Task input:
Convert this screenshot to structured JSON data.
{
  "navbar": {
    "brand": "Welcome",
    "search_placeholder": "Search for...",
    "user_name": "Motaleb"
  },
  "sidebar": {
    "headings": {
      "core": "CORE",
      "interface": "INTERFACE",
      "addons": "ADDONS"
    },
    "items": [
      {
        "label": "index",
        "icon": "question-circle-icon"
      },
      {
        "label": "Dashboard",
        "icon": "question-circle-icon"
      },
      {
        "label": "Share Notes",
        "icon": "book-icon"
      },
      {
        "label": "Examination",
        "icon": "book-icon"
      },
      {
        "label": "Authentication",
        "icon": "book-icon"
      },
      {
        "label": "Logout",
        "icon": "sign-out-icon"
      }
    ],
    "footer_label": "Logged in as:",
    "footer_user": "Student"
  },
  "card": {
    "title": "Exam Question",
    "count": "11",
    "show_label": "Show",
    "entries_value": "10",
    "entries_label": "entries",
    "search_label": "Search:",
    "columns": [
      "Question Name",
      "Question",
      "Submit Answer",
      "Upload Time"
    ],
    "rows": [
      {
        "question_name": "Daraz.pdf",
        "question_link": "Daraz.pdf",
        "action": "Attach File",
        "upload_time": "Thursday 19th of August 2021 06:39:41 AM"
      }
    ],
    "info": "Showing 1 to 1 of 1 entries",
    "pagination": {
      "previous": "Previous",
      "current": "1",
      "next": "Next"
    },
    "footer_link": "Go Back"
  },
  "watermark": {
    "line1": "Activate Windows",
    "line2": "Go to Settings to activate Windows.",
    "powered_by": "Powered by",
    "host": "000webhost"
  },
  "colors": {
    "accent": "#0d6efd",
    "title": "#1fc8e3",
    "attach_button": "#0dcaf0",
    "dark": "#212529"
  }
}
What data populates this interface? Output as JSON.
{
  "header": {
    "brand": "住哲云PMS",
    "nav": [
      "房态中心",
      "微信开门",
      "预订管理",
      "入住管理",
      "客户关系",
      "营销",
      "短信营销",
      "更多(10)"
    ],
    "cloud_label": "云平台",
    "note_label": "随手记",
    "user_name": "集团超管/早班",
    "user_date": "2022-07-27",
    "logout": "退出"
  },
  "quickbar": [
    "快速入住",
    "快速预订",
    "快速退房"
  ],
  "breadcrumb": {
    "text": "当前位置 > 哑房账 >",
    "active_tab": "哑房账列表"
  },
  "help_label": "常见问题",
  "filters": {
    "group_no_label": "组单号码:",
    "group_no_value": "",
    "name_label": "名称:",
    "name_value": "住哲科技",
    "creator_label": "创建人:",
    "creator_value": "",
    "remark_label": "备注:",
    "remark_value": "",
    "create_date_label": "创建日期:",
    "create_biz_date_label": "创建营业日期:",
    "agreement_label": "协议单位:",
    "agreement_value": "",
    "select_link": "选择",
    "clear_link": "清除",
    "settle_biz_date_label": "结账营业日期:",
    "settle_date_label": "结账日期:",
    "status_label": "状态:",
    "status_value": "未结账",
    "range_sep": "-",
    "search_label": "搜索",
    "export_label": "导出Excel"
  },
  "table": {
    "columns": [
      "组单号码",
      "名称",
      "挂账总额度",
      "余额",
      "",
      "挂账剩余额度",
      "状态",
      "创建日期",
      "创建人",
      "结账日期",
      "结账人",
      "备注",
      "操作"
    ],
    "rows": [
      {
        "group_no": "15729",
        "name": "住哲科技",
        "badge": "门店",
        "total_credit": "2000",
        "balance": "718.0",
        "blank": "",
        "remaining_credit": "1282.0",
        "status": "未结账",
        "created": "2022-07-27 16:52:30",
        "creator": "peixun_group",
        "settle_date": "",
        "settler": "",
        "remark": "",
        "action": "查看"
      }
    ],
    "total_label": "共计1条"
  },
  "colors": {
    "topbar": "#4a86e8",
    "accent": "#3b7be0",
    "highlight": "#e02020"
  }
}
==
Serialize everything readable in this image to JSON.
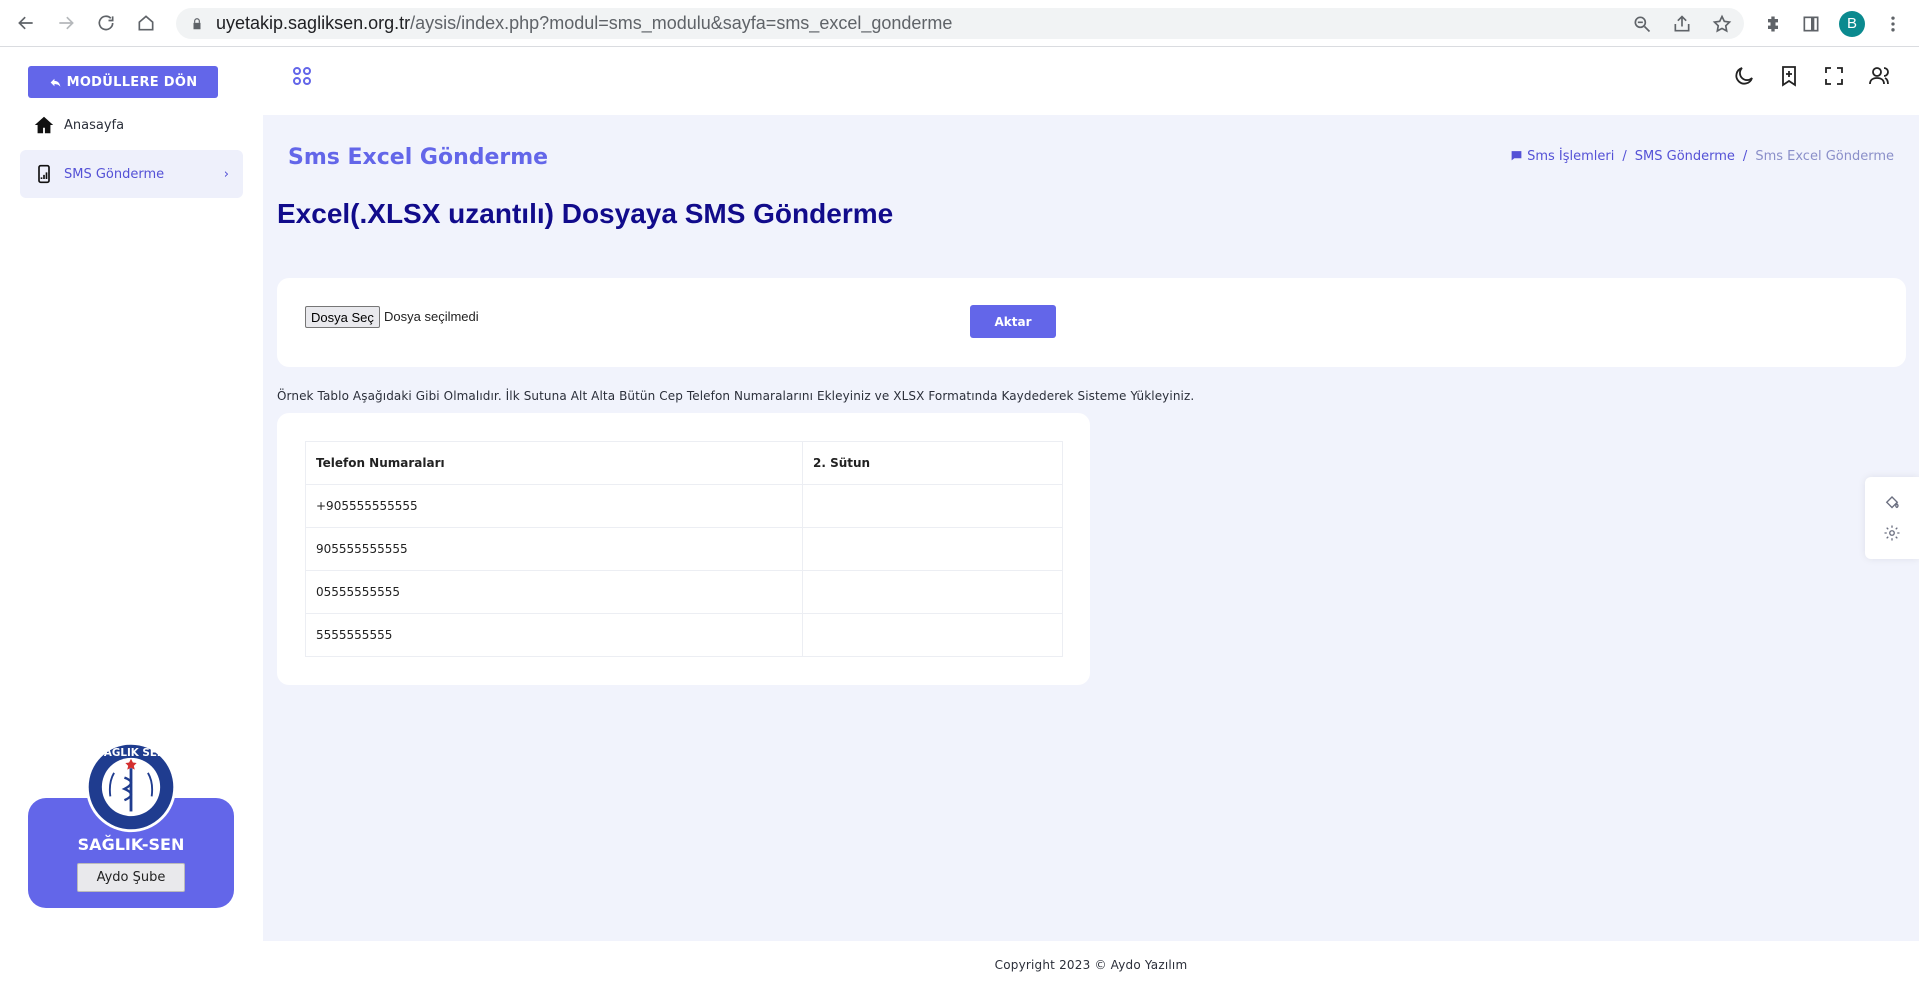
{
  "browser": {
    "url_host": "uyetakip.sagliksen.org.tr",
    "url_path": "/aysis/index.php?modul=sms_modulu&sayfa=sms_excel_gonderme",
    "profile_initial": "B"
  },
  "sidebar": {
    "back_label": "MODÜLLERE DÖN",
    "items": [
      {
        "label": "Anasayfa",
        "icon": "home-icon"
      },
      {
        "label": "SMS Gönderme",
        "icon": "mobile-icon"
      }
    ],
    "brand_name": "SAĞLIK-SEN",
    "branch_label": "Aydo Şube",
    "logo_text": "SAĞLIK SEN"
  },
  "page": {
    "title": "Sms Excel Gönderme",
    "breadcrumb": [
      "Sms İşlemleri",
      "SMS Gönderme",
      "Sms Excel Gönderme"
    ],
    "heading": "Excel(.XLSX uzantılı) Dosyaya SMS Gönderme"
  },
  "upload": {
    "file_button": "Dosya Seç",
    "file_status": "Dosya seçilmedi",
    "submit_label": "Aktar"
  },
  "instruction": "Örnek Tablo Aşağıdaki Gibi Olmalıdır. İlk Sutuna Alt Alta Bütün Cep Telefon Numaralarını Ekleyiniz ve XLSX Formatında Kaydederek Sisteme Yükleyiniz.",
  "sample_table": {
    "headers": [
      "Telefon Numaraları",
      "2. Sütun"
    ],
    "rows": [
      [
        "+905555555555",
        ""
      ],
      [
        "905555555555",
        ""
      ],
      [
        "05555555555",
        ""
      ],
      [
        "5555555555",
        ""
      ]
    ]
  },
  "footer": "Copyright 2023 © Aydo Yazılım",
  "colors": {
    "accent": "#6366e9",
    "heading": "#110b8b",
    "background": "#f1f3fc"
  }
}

Your objective:
Using the entries above, find all lines with "this". Copy them.

Task answer:
Convert this screenshot to structured JSON data.
What data populates this interface? Output as JSON.
Serialize everything readable in this image to JSON.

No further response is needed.